(Part of a data file)

====================

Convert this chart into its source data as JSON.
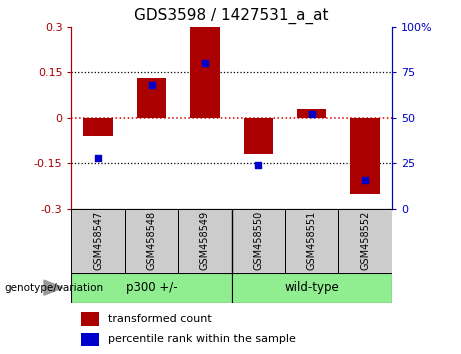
{
  "title": "GDS3598 / 1427531_a_at",
  "categories": [
    "GSM458547",
    "GSM458548",
    "GSM458549",
    "GSM458550",
    "GSM458551",
    "GSM458552"
  ],
  "red_values": [
    -0.06,
    0.13,
    0.3,
    -0.12,
    0.03,
    -0.25
  ],
  "blue_values": [
    28,
    68,
    80,
    24,
    52,
    16
  ],
  "ylim": [
    -0.3,
    0.3
  ],
  "yticks": [
    -0.3,
    -0.15,
    0,
    0.15,
    0.3
  ],
  "right_ylim": [
    0,
    100
  ],
  "right_yticks": [
    0,
    25,
    50,
    75,
    100
  ],
  "right_ytick_labels": [
    "0",
    "25",
    "50",
    "75",
    "100%"
  ],
  "red_color": "#aa0000",
  "blue_color": "#0000cc",
  "bar_width": 0.55,
  "xlabel_group": "genotype/variation",
  "legend_red": "transformed count",
  "legend_blue": "percentile rank within the sample",
  "hline_color": "#cc0000",
  "dotted_color": "black",
  "tick_label_box_color": "#cccccc",
  "title_fontsize": 11,
  "axis_fontsize": 8,
  "legend_fontsize": 8,
  "cat_fontsize": 7
}
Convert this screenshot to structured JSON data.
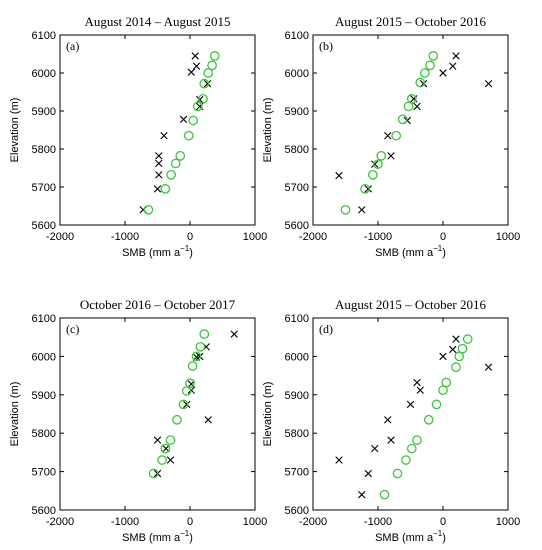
{
  "colors": {
    "modelled": "#39c639",
    "measured": "#000000"
  },
  "chart_data": [
    {
      "type": "scatter",
      "title": "August  2014 – August  2015",
      "panel_label": "(a)",
      "xlabel": "SMB (mm a",
      "xlabel_sup": "−1",
      "ylabel": "Elevation (m)",
      "xlim": [
        -2000,
        1000
      ],
      "ylim": [
        5600,
        6100
      ],
      "xticks": [
        -2000,
        -1000,
        0,
        1000
      ],
      "yticks": [
        5600,
        5700,
        5800,
        5900,
        6000,
        6100
      ],
      "series": [
        {
          "marker": "cross",
          "points": [
            [
              80,
              6045
            ],
            [
              100,
              6018
            ],
            [
              20,
              6002
            ],
            [
              270,
              5972
            ],
            [
              150,
              5930
            ],
            [
              150,
              5912
            ],
            [
              -100,
              5878
            ],
            [
              -400,
              5835
            ],
            [
              -480,
              5782
            ],
            [
              -480,
              5762
            ],
            [
              -480,
              5732
            ],
            [
              -500,
              5695
            ],
            [
              -720,
              5640
            ]
          ]
        },
        {
          "marker": "circle",
          "points": [
            [
              380,
              6045
            ],
            [
              340,
              6020
            ],
            [
              280,
              6000
            ],
            [
              220,
              5972
            ],
            [
              200,
              5932
            ],
            [
              120,
              5912
            ],
            [
              50,
              5875
            ],
            [
              -20,
              5835
            ],
            [
              -150,
              5782
            ],
            [
              -220,
              5762
            ],
            [
              -290,
              5732
            ],
            [
              -380,
              5695
            ],
            [
              -640,
              5640
            ]
          ]
        }
      ]
    },
    {
      "type": "scatter",
      "title": "August  2015 – October  2016",
      "panel_label": "(b)",
      "xlabel": "SMB (mm a",
      "xlabel_sup": "−1",
      "ylabel": "Elevation (m)",
      "xlim": [
        -2000,
        1000
      ],
      "ylim": [
        5600,
        6100
      ],
      "xticks": [
        -2000,
        -1000,
        0,
        1000
      ],
      "yticks": [
        5600,
        5700,
        5800,
        5900,
        6000,
        6100
      ],
      "series": [
        {
          "marker": "cross",
          "points": [
            [
              200,
              6045
            ],
            [
              150,
              6018
            ],
            [
              0,
              6000
            ],
            [
              -300,
              5972
            ],
            [
              -450,
              5932
            ],
            [
              -400,
              5912
            ],
            [
              -550,
              5875
            ],
            [
              -850,
              5835
            ],
            [
              -800,
              5782
            ],
            [
              -1050,
              5760
            ],
            [
              -1150,
              5695
            ],
            [
              -1600,
              5730
            ],
            [
              -1250,
              5640
            ],
            [
              700,
              5972
            ]
          ]
        },
        {
          "marker": "circle",
          "points": [
            [
              -150,
              6045
            ],
            [
              -200,
              6020
            ],
            [
              -280,
              6000
            ],
            [
              -350,
              5975
            ],
            [
              -480,
              5932
            ],
            [
              -530,
              5912
            ],
            [
              -620,
              5878
            ],
            [
              -720,
              5835
            ],
            [
              -950,
              5782
            ],
            [
              -1000,
              5760
            ],
            [
              -1080,
              5732
            ],
            [
              -1200,
              5695
            ],
            [
              -1500,
              5640
            ]
          ]
        }
      ]
    },
    {
      "type": "scatter",
      "title": "October  2016 – October  2017",
      "panel_label": "(c)",
      "xlabel": "SMB (mm a",
      "xlabel_sup": "−1",
      "ylabel": "Elevation (m)",
      "xlim": [
        -2000,
        1000
      ],
      "ylim": [
        5600,
        6100
      ],
      "xticks": [
        -2000,
        -1000,
        0,
        1000
      ],
      "yticks": [
        5600,
        5700,
        5800,
        5900,
        6000,
        6100
      ],
      "series": [
        {
          "marker": "cross",
          "points": [
            [
              680,
              6058
            ],
            [
              250,
              6025
            ],
            [
              150,
              6000
            ],
            [
              100,
              5998
            ],
            [
              20,
              5928
            ],
            [
              20,
              5912
            ],
            [
              -50,
              5875
            ],
            [
              280,
              5835
            ],
            [
              -500,
              5782
            ],
            [
              -370,
              5760
            ],
            [
              -300,
              5730
            ],
            [
              -500,
              5695
            ]
          ]
        },
        {
          "marker": "circle",
          "points": [
            [
              220,
              6058
            ],
            [
              160,
              6025
            ],
            [
              100,
              6000
            ],
            [
              40,
              5975
            ],
            [
              0,
              5930
            ],
            [
              -50,
              5910
            ],
            [
              -100,
              5875
            ],
            [
              -200,
              5835
            ],
            [
              -300,
              5782
            ],
            [
              -380,
              5760
            ],
            [
              -430,
              5730
            ],
            [
              -560,
              5695
            ]
          ]
        }
      ]
    },
    {
      "type": "scatter",
      "title": "August  2015 – October  2016",
      "panel_label": "(d)",
      "xlabel": "SMB (mm a",
      "xlabel_sup": "−1",
      "ylabel": "Elevation (m)",
      "xlim": [
        -2000,
        1000
      ],
      "ylim": [
        5600,
        6100
      ],
      "xticks": [
        -2000,
        -1000,
        0,
        1000
      ],
      "yticks": [
        5600,
        5700,
        5800,
        5900,
        6000,
        6100
      ],
      "series": [
        {
          "marker": "cross",
          "points": [
            [
              200,
              6045
            ],
            [
              150,
              6018
            ],
            [
              0,
              6000
            ],
            [
              -400,
              5932
            ],
            [
              -350,
              5912
            ],
            [
              -500,
              5875
            ],
            [
              -850,
              5835
            ],
            [
              -800,
              5782
            ],
            [
              -1050,
              5760
            ],
            [
              -1150,
              5695
            ],
            [
              -1600,
              5730
            ],
            [
              -1250,
              5640
            ],
            [
              700,
              5972
            ]
          ]
        },
        {
          "marker": "circle",
          "points": [
            [
              380,
              6045
            ],
            [
              300,
              6020
            ],
            [
              250,
              6000
            ],
            [
              200,
              5972
            ],
            [
              50,
              5932
            ],
            [
              0,
              5912
            ],
            [
              -100,
              5875
            ],
            [
              -220,
              5835
            ],
            [
              -400,
              5782
            ],
            [
              -480,
              5760
            ],
            [
              -570,
              5730
            ],
            [
              -700,
              5695
            ],
            [
              -900,
              5640
            ]
          ]
        }
      ]
    }
  ]
}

====================

Leave the pictures out and output the rest of the listing exactly.

### SOLUTION TO THIS PROBLEM
Convert this chart into its source data as JSON.
{
  "title": "GDS3598 / 1427531_a_at",
  "categories": [
    "GSM458547",
    "GSM458548",
    "GSM458549",
    "GSM458550",
    "GSM458551",
    "GSM458552"
  ],
  "red_values": [
    -0.06,
    0.13,
    0.3,
    -0.12,
    0.03,
    -0.25
  ],
  "blue_values": [
    28,
    68,
    80,
    24,
    52,
    16
  ],
  "ylim": [
    -0.3,
    0.3
  ],
  "yticks": [
    -0.3,
    -0.15,
    0,
    0.15,
    0.3
  ],
  "right_ylim": [
    0,
    100
  ],
  "right_yticks": [
    0,
    25,
    50,
    75,
    100
  ],
  "right_ytick_labels": [
    "0",
    "25",
    "50",
    "75",
    "100%"
  ],
  "red_color": "#aa0000",
  "blue_color": "#0000cc",
  "bar_width": 0.55,
  "xlabel_group": "genotype/variation",
  "legend_red": "transformed count",
  "legend_blue": "percentile rank within the sample",
  "hline_color": "#cc0000",
  "dotted_color": "black",
  "tick_label_box_color": "#cccccc",
  "title_fontsize": 11,
  "axis_fontsize": 8,
  "legend_fontsize": 8,
  "cat_fontsize": 7
}
Convert this screenshot to structured JSON data.
{
  "colors": {
    "modelled": "#39c639",
    "measured": "#000000"
  },
  "chart_data": [
    {
      "type": "scatter",
      "title": "August  2014 – August  2015",
      "panel_label": "(a)",
      "xlabel": "SMB (mm a",
      "xlabel_sup": "−1",
      "ylabel": "Elevation (m)",
      "xlim": [
        -2000,
        1000
      ],
      "ylim": [
        5600,
        6100
      ],
      "xticks": [
        -2000,
        -1000,
        0,
        1000
      ],
      "yticks": [
        5600,
        5700,
        5800,
        5900,
        6000,
        6100
      ],
      "series": [
        {
          "marker": "cross",
          "points": [
            [
              80,
              6045
            ],
            [
              100,
              6018
            ],
            [
              20,
              6002
            ],
            [
              270,
              5972
            ],
            [
              150,
              5930
            ],
            [
              150,
              5912
            ],
            [
              -100,
              5878
            ],
            [
              -400,
              5835
            ],
            [
              -480,
              5782
            ],
            [
              -480,
              5762
            ],
            [
              -480,
              5732
            ],
            [
              -500,
              5695
            ],
            [
              -720,
              5640
            ]
          ]
        },
        {
          "marker": "circle",
          "points": [
            [
              380,
              6045
            ],
            [
              340,
              6020
            ],
            [
              280,
              6000
            ],
            [
              220,
              5972
            ],
            [
              200,
              5932
            ],
            [
              120,
              5912
            ],
            [
              50,
              5875
            ],
            [
              -20,
              5835
            ],
            [
              -150,
              5782
            ],
            [
              -220,
              5762
            ],
            [
              -290,
              5732
            ],
            [
              -380,
              5695
            ],
            [
              -640,
              5640
            ]
          ]
        }
      ]
    },
    {
      "type": "scatter",
      "title": "August  2015 – October  2016",
      "panel_label": "(b)",
      "xlabel": "SMB (mm a",
      "xlabel_sup": "−1",
      "ylabel": "Elevation (m)",
      "xlim": [
        -2000,
        1000
      ],
      "ylim": [
        5600,
        6100
      ],
      "xticks": [
        -2000,
        -1000,
        0,
        1000
      ],
      "yticks": [
        5600,
        5700,
        5800,
        5900,
        6000,
        6100
      ],
      "series": [
        {
          "marker": "cross",
          "points": [
            [
              200,
              6045
            ],
            [
              150,
              6018
            ],
            [
              0,
              6000
            ],
            [
              -300,
              5972
            ],
            [
              -450,
              5932
            ],
            [
              -400,
              5912
            ],
            [
              -550,
              5875
            ],
            [
              -850,
              5835
            ],
            [
              -800,
              5782
            ],
            [
              -1050,
              5760
            ],
            [
              -1150,
              5695
            ],
            [
              -1600,
              5730
            ],
            [
              -1250,
              5640
            ],
            [
              700,
              5972
            ]
          ]
        },
        {
          "marker": "circle",
          "points": [
            [
              -150,
              6045
            ],
            [
              -200,
              6020
            ],
            [
              -280,
              6000
            ],
            [
              -350,
              5975
            ],
            [
              -480,
              5932
            ],
            [
              -530,
              5912
            ],
            [
              -620,
              5878
            ],
            [
              -720,
              5835
            ],
            [
              -950,
              5782
            ],
            [
              -1000,
              5760
            ],
            [
              -1080,
              5732
            ],
            [
              -1200,
              5695
            ],
            [
              -1500,
              5640
            ]
          ]
        }
      ]
    },
    {
      "type": "scatter",
      "title": "October  2016 – October  2017",
      "panel_label": "(c)",
      "xlabel": "SMB (mm a",
      "xlabel_sup": "−1",
      "ylabel": "Elevation (m)",
      "xlim": [
        -2000,
        1000
      ],
      "ylim": [
        5600,
        6100
      ],
      "xticks": [
        -2000,
        -1000,
        0,
        1000
      ],
      "yticks": [
        5600,
        5700,
        5800,
        5900,
        6000,
        6100
      ],
      "series": [
        {
          "marker": "cross",
          "points": [
            [
              680,
              6058
            ],
            [
              250,
              6025
            ],
            [
              150,
              6000
            ],
            [
              100,
              5998
            ],
            [
              20,
              5928
            ],
            [
              20,
              5912
            ],
            [
              -50,
              5875
            ],
            [
              280,
              5835
            ],
            [
              -500,
              5782
            ],
            [
              -370,
              5760
            ],
            [
              -300,
              5730
            ],
            [
              -500,
              5695
            ]
          ]
        },
        {
          "marker": "circle",
          "points": [
            [
              220,
              6058
            ],
            [
              160,
              6025
            ],
            [
              100,
              6000
            ],
            [
              40,
              5975
            ],
            [
              0,
              5930
            ],
            [
              -50,
              5910
            ],
            [
              -100,
              5875
            ],
            [
              -200,
              5835
            ],
            [
              -300,
              5782
            ],
            [
              -380,
              5760
            ],
            [
              -430,
              5730
            ],
            [
              -560,
              5695
            ]
          ]
        }
      ]
    },
    {
      "type": "scatter",
      "title": "August  2015 – October  2016",
      "panel_label": "(d)",
      "xlabel": "SMB (mm a",
      "xlabel_sup": "−1",
      "ylabel": "Elevation (m)",
      "xlim": [
        -2000,
        1000
      ],
      "ylim": [
        5600,
        6100
      ],
      "xticks": [
        -2000,
        -1000,
        0,
        1000
      ],
      "yticks": [
        5600,
        5700,
        5800,
        5900,
        6000,
        6100
      ],
      "series": [
        {
          "marker": "cross",
          "points": [
            [
              200,
              6045
            ],
            [
              150,
              6018
            ],
            [
              0,
              6000
            ],
            [
              -400,
              5932
            ],
            [
              -350,
              5912
            ],
            [
              -500,
              5875
            ],
            [
              -850,
              5835
            ],
            [
              -800,
              5782
            ],
            [
              -1050,
              5760
            ],
            [
              -1150,
              5695
            ],
            [
              -1600,
              5730
            ],
            [
              -1250,
              5640
            ],
            [
              700,
              5972
            ]
          ]
        },
        {
          "marker": "circle",
          "points": [
            [
              380,
              6045
            ],
            [
              300,
              6020
            ],
            [
              250,
              6000
            ],
            [
              200,
              5972
            ],
            [
              50,
              5932
            ],
            [
              0,
              5912
            ],
            [
              -100,
              5875
            ],
            [
              -220,
              5835
            ],
            [
              -400,
              5782
            ],
            [
              -480,
              5760
            ],
            [
              -570,
              5730
            ],
            [
              -700,
              5695
            ],
            [
              -900,
              5640
            ]
          ]
        }
      ]
    }
  ]
}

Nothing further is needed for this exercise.